◆ EXERCISE: An exact reproduction of the records is required, with all images left out.

______________________________

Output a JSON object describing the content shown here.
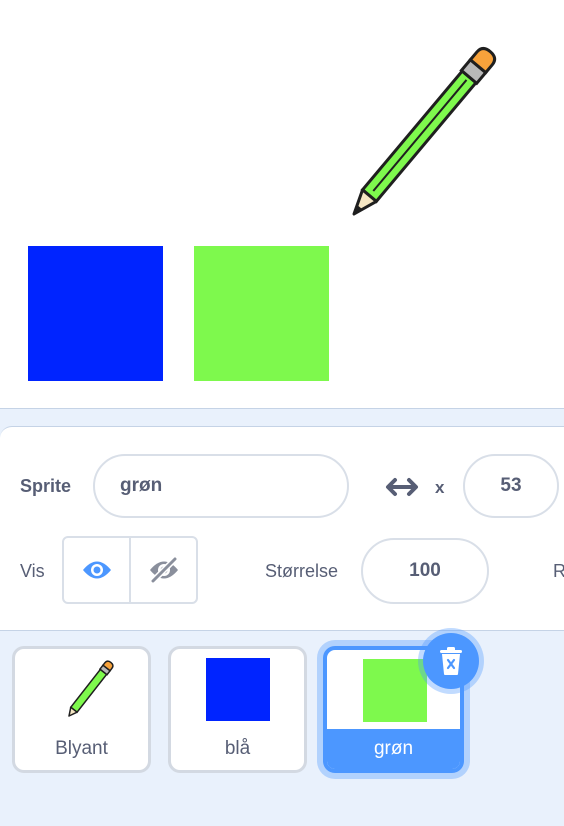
{
  "stage": {
    "colors": {
      "blue": "#0024ff",
      "green": "#7ef94d"
    },
    "icon": "pencil-icon"
  },
  "sprite_info": {
    "sprite_label": "Sprite",
    "sprite_name": "grøn",
    "x_label": "x",
    "x_value": "53",
    "show_label": "Vis",
    "size_label": "Størrelse",
    "size_value": "100",
    "cutoff_label": "R"
  },
  "sprites": [
    {
      "name": "Blyant",
      "thumb": "pencil-icon",
      "selected": false
    },
    {
      "name": "blå",
      "thumb": "#0024ff",
      "selected": false
    },
    {
      "name": "grøn",
      "thumb": "#7ef94d",
      "selected": true
    }
  ],
  "accent_color": "#4c97ff"
}
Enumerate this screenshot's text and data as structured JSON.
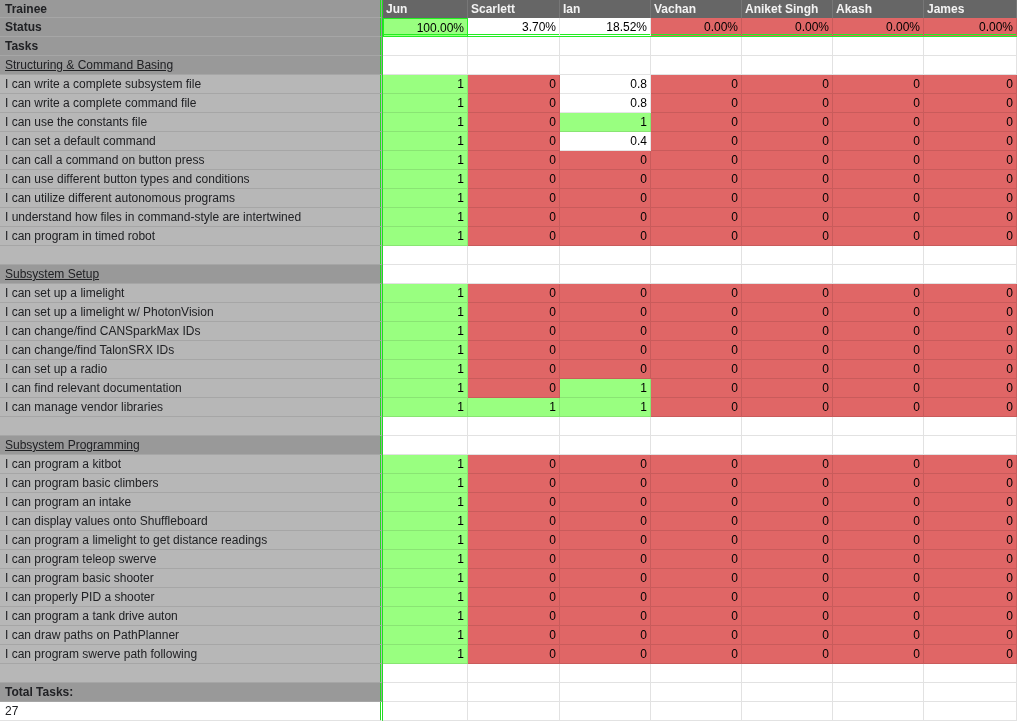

______________________________

◆ SOLUTION FOR THIS EXERCISE:
Output a JSON object describing the content shown here.
{
  "stage": {
    "colors": {
      "blue": "#0024ff",
      "green": "#7ef94d"
    },
    "icon": "pencil-icon"
  },
  "sprite_info": {
    "sprite_label": "Sprite",
    "sprite_name": "grøn",
    "x_label": "x",
    "x_value": "53",
    "show_label": "Vis",
    "size_label": "Størrelse",
    "size_value": "100",
    "cutoff_label": "R"
  },
  "sprites": [
    {
      "name": "Blyant",
      "thumb": "pencil-icon",
      "selected": false
    },
    {
      "name": "blå",
      "thumb": "#0024ff",
      "selected": false
    },
    {
      "name": "grøn",
      "thumb": "#7ef94d",
      "selected": true
    }
  ],
  "accent_color": "#4c97ff"
}
Enumerate this screenshot's text and data as structured JSON.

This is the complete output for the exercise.